- _GOAL_: Read the data and repeat it in full, exactly.

Dataset entries:
- - -
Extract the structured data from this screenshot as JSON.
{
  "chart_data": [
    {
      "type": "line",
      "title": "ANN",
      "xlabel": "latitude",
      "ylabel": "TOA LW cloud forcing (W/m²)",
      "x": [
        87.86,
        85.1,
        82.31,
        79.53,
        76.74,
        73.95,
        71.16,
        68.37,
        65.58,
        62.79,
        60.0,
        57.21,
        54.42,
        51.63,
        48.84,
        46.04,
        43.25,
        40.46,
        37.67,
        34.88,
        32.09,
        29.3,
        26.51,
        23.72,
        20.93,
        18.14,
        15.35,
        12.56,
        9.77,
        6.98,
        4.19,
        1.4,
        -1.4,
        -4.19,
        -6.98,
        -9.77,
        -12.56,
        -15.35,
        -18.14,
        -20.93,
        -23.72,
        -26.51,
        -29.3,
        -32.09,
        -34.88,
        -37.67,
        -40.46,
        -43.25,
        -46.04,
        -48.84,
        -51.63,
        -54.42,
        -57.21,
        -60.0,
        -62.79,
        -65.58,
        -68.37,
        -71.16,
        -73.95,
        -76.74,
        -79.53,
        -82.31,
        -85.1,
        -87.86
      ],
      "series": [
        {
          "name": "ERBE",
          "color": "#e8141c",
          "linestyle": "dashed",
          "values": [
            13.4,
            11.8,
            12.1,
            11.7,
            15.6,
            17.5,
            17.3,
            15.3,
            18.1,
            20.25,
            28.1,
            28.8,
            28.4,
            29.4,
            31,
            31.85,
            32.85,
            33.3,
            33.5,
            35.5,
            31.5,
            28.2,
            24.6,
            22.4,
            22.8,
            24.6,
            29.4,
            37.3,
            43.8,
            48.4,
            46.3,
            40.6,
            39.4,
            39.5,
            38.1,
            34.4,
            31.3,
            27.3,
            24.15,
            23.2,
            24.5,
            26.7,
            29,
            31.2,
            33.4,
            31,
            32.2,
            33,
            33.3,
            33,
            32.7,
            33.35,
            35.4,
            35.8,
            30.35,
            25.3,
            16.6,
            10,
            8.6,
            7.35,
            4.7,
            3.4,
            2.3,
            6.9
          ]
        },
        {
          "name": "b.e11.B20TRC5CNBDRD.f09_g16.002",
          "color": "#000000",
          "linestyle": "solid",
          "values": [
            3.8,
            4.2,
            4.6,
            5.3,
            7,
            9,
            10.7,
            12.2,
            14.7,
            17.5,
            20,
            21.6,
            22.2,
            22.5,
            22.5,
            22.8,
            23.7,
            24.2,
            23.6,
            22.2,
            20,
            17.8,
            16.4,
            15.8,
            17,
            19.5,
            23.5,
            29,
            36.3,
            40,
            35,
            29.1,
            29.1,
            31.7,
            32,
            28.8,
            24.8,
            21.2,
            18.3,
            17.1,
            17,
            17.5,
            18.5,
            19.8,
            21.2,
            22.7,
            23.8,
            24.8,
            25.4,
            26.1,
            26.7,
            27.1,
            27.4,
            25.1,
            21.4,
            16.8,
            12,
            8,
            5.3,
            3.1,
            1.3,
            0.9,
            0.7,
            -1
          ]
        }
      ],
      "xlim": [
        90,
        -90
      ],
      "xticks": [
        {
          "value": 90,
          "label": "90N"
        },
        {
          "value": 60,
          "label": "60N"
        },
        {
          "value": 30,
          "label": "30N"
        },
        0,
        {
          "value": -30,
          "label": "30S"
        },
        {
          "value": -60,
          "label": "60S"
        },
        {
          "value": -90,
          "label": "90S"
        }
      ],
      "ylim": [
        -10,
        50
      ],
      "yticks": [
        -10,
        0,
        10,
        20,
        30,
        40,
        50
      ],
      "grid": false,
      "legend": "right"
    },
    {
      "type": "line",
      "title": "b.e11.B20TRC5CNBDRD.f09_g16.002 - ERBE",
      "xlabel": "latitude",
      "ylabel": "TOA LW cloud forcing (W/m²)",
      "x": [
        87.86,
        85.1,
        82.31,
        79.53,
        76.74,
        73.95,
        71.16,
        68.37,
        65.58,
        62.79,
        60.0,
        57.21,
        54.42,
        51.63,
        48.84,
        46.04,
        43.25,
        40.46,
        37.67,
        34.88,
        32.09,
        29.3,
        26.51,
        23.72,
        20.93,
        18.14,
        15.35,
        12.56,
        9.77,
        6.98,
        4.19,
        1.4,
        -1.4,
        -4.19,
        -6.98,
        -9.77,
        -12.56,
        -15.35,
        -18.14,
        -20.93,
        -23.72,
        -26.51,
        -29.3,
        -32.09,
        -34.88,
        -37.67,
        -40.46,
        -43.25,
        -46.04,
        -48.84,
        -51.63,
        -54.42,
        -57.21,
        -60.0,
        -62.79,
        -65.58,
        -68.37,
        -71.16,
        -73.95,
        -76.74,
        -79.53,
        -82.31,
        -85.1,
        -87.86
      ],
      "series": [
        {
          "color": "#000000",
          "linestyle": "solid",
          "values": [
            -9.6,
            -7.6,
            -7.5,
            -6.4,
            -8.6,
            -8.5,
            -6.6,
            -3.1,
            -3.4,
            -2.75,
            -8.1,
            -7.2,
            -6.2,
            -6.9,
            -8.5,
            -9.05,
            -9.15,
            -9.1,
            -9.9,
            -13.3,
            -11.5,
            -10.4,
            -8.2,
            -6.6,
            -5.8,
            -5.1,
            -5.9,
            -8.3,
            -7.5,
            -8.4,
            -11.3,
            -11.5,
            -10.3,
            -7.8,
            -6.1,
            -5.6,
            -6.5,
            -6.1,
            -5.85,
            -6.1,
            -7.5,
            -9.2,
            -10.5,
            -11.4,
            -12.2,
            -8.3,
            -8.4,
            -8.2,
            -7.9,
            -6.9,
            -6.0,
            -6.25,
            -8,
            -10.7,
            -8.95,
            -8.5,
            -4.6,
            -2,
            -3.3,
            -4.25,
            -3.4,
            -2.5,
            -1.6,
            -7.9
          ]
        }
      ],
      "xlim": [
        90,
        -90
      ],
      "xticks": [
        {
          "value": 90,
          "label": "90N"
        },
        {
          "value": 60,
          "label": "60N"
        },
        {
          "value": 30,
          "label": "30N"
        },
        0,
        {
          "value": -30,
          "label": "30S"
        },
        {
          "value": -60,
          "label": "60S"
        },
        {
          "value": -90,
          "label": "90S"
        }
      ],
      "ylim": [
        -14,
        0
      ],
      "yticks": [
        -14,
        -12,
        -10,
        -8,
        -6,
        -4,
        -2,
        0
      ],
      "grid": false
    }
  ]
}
- - -
- _COMPLETED TASK_:
Extract the structured data from this screenshot as JSON.
{
  "chart_data": [
    {
      "type": "line",
      "title": "ANN",
      "xlabel": "latitude",
      "ylabel": "TOA LW cloud forcing (W/m²)",
      "x": [
        87.86,
        85.1,
        82.31,
        79.53,
        76.74,
        73.95,
        71.16,
        68.37,
        65.58,
        62.79,
        60.0,
        57.21,
        54.42,
        51.63,
        48.84,
        46.04,
        43.25,
        40.46,
        37.67,
        34.88,
        32.09,
        29.3,
        26.51,
        23.72,
        20.93,
        18.14,
        15.35,
        12.56,
        9.77,
        6.98,
        4.19,
        1.4,
        -1.4,
        -4.19,
        -6.98,
        -9.77,
        -12.56,
        -15.35,
        -18.14,
        -20.93,
        -23.72,
        -26.51,
        -29.3,
        -32.09,
        -34.88,
        -37.67,
        -40.46,
        -43.25,
        -46.04,
        -48.84,
        -51.63,
        -54.42,
        -57.21,
        -60.0,
        -62.79,
        -65.58,
        -68.37,
        -71.16,
        -73.95,
        -76.74,
        -79.53,
        -82.31,
        -85.1,
        -87.86
      ],
      "series": [
        {
          "name": "ERBE",
          "color": "#e8141c",
          "linestyle": "dashed",
          "values": [
            13.4,
            11.8,
            12.1,
            11.7,
            15.6,
            17.5,
            17.3,
            15.3,
            18.1,
            20.25,
            28.1,
            28.8,
            28.4,
            29.4,
            31,
            31.85,
            32.85,
            33.3,
            33.5,
            35.5,
            31.5,
            28.2,
            24.6,
            22.4,
            22.8,
            24.6,
            29.4,
            37.3,
            43.8,
            48.4,
            46.3,
            40.6,
            39.4,
            39.5,
            38.1,
            34.4,
            31.3,
            27.3,
            24.15,
            23.2,
            24.5,
            26.7,
            29,
            31.2,
            33.4,
            31,
            32.2,
            33,
            33.3,
            33,
            32.7,
            33.35,
            35.4,
            35.8,
            30.35,
            25.3,
            16.6,
            10,
            8.6,
            7.35,
            4.7,
            3.4,
            2.3,
            6.9
          ]
        },
        {
          "name": "b.e11.B20TRC5CNBDRD.f09_g16.002",
          "color": "#000000",
          "linestyle": "solid",
          "values": [
            3.8,
            4.2,
            4.6,
            5.3,
            7,
            9,
            10.7,
            12.2,
            14.7,
            17.5,
            20,
            21.6,
            22.2,
            22.5,
            22.5,
            22.8,
            23.7,
            24.2,
            23.6,
            22.2,
            20,
            17.8,
            16.4,
            15.8,
            17,
            19.5,
            23.5,
            29,
            36.3,
            40,
            35,
            29.1,
            29.1,
            31.7,
            32,
            28.8,
            24.8,
            21.2,
            18.3,
            17.1,
            17,
            17.5,
            18.5,
            19.8,
            21.2,
            22.7,
            23.8,
            24.8,
            25.4,
            26.1,
            26.7,
            27.1,
            27.4,
            25.1,
            21.4,
            16.8,
            12,
            8,
            5.3,
            3.1,
            1.3,
            0.9,
            0.7,
            -1
          ]
        }
      ],
      "xlim": [
        90,
        -90
      ],
      "xticks": [
        {
          "value": 90,
          "label": "90N"
        },
        {
          "value": 60,
          "label": "60N"
        },
        {
          "value": 30,
          "label": "30N"
        },
        0,
        {
          "value": -30,
          "label": "30S"
        },
        {
          "value": -60,
          "label": "60S"
        },
        {
          "value": -90,
          "label": "90S"
        }
      ],
      "ylim": [
        -10,
        50
      ],
      "yticks": [
        -10,
        0,
        10,
        20,
        30,
        40,
        50
      ],
      "grid": false,
      "legend": "right"
    },
    {
      "type": "line",
      "title": "b.e11.B20TRC5CNBDRD.f09_g16.002 - ERBE",
      "xlabel": "latitude",
      "ylabel": "TOA LW cloud forcing (W/m²)",
      "x": [
        87.86,
        85.1,
        82.31,
        79.53,
        76.74,
        73.95,
        71.16,
        68.37,
        65.58,
        62.79,
        60.0,
        57.21,
        54.42,
        51.63,
        48.84,
        46.04,
        43.25,
        40.46,
        37.67,
        34.88,
        32.09,
        29.3,
        26.51,
        23.72,
        20.93,
        18.14,
        15.35,
        12.56,
        9.77,
        6.98,
        4.19,
        1.4,
        -1.4,
        -4.19,
        -6.98,
        -9.77,
        -12.56,
        -15.35,
        -18.14,
        -20.93,
        -23.72,
        -26.51,
        -29.3,
        -32.09,
        -34.88,
        -37.67,
        -40.46,
        -43.25,
        -46.04,
        -48.84,
        -51.63,
        -54.42,
        -57.21,
        -60.0,
        -62.79,
        -65.58,
        -68.37,
        -71.16,
        -73.95,
        -76.74,
        -79.53,
        -82.31,
        -85.1,
        -87.86
      ],
      "series": [
        {
          "color": "#000000",
          "linestyle": "solid",
          "values": [
            -9.6,
            -7.6,
            -7.5,
            -6.4,
            -8.6,
            -8.5,
            -6.6,
            -3.1,
            -3.4,
            -2.75,
            -8.1,
            -7.2,
            -6.2,
            -6.9,
            -8.5,
            -9.05,
            -9.15,
            -9.1,
            -9.9,
            -13.3,
            -11.5,
            -10.4,
            -8.2,
            -6.6,
            -5.8,
            -5.1,
            -5.9,
            -8.3,
            -7.5,
            -8.4,
            -11.3,
            -11.5,
            -10.3,
            -7.8,
            -6.1,
            -5.6,
            -6.5,
            -6.1,
            -5.85,
            -6.1,
            -7.5,
            -9.2,
            -10.5,
            -11.4,
            -12.2,
            -8.3,
            -8.4,
            -8.2,
            -7.9,
            -6.9,
            -6.0,
            -6.25,
            -8,
            -10.7,
            -8.95,
            -8.5,
            -4.6,
            -2,
            -3.3,
            -4.25,
            -3.4,
            -2.5,
            -1.6,
            -7.9
          ]
        }
      ],
      "xlim": [
        90,
        -90
      ],
      "xticks": [
        {
          "value": 90,
          "label": "90N"
        },
        {
          "value": 60,
          "label": "60N"
        },
        {
          "value": 30,
          "label": "30N"
        },
        0,
        {
          "value": -30,
          "label": "30S"
        },
        {
          "value": -60,
          "label": "60S"
        },
        {
          "value": -90,
          "label": "90S"
        }
      ],
      "ylim": [
        -14,
        0
      ],
      "yticks": [
        -14,
        -12,
        -10,
        -8,
        -6,
        -4,
        -2,
        0
      ],
      "grid": false
    }
  ]
}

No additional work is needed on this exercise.